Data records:
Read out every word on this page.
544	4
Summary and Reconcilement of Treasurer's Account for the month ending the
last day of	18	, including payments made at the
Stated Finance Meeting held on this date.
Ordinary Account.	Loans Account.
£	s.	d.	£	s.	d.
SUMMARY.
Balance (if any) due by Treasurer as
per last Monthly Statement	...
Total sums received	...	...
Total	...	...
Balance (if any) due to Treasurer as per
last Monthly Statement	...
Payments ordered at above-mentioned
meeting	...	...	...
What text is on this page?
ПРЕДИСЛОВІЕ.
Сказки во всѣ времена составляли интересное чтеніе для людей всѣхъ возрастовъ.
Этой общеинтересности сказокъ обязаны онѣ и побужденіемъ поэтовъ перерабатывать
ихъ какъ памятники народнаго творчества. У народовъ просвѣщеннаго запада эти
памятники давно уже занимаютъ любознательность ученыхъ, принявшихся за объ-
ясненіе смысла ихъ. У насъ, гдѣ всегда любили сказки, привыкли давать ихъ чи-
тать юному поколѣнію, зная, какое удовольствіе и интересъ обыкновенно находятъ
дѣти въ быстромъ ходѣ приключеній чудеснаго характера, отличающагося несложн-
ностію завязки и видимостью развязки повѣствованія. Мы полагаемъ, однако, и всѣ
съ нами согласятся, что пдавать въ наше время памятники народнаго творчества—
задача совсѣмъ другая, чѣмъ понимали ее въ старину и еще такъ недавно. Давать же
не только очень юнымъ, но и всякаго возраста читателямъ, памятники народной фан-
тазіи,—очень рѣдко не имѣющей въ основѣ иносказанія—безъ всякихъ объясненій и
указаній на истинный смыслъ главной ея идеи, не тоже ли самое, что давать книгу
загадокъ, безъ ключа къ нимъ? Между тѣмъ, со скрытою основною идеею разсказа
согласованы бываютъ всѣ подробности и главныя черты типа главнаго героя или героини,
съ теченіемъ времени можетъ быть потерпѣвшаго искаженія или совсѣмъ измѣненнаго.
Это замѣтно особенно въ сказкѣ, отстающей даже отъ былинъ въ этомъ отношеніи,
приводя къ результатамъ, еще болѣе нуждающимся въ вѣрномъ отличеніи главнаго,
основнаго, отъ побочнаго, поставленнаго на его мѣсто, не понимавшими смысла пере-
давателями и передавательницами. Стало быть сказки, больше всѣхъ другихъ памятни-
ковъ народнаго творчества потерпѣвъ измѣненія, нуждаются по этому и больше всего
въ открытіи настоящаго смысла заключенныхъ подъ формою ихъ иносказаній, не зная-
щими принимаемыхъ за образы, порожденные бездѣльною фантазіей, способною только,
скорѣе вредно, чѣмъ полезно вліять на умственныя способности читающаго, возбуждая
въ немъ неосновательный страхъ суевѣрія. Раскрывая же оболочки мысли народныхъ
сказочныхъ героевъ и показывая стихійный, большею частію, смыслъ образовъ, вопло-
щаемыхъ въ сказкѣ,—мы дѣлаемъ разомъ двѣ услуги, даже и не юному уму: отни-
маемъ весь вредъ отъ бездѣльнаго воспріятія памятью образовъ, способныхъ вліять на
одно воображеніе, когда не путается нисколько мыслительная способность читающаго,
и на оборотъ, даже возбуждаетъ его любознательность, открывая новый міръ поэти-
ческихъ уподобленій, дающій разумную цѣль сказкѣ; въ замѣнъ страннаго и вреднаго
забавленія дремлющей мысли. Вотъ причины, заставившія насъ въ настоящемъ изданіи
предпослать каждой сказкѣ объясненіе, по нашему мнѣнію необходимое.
* * *
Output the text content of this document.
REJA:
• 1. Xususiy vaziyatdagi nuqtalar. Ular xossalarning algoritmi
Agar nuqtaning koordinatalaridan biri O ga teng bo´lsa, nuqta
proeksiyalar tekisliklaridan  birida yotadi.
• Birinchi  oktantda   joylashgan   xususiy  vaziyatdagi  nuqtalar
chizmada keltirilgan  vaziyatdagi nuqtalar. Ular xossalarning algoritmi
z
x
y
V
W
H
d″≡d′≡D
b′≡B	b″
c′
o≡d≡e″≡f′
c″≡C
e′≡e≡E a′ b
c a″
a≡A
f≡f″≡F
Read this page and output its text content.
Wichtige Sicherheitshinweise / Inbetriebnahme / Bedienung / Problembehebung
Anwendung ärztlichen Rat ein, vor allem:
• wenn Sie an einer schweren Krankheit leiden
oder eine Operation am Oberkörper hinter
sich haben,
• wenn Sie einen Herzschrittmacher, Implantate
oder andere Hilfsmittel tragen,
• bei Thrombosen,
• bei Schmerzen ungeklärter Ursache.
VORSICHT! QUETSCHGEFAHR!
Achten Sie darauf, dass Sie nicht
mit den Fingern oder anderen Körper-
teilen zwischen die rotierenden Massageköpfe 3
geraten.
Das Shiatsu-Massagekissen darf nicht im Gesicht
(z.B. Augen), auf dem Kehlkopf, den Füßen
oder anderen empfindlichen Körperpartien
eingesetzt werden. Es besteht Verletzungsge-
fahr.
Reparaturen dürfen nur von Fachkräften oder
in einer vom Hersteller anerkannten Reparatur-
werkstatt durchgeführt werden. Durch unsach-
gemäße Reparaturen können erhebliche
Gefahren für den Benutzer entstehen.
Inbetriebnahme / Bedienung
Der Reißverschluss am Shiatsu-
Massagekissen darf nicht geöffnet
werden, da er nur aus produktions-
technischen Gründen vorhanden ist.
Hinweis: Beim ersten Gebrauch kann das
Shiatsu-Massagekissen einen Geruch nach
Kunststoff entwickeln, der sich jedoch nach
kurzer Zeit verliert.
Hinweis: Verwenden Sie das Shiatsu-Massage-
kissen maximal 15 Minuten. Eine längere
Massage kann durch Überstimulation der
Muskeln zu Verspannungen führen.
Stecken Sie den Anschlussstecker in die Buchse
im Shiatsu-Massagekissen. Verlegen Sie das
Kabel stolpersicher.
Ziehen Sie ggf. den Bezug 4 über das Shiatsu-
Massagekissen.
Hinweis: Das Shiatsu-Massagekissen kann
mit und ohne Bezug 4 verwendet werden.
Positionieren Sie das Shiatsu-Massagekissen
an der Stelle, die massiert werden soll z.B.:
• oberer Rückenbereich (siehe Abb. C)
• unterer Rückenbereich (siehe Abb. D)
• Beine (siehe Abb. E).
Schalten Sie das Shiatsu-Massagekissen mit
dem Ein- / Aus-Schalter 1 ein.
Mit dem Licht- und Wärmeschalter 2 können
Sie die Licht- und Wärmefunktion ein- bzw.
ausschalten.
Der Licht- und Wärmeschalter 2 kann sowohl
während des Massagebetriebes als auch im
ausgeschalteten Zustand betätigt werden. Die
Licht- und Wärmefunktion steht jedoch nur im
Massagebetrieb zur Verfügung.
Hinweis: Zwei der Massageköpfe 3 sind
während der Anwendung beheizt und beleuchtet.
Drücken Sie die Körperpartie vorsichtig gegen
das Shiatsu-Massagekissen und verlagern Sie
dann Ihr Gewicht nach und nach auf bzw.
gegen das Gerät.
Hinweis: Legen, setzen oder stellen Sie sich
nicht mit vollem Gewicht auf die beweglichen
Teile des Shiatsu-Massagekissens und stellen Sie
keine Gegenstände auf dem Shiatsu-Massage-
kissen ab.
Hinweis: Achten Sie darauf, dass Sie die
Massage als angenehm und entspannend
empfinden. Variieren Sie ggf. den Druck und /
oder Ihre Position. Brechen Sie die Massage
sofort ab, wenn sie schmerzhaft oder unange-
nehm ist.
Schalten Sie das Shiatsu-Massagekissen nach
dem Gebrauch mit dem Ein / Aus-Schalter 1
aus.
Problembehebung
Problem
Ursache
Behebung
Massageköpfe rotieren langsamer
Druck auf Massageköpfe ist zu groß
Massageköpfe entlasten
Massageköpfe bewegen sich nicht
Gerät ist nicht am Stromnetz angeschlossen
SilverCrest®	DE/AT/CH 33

• **Task brief**: Some lines of the data may hold the word "насъ". Say how many do, with nothing else.

• **Result**: 2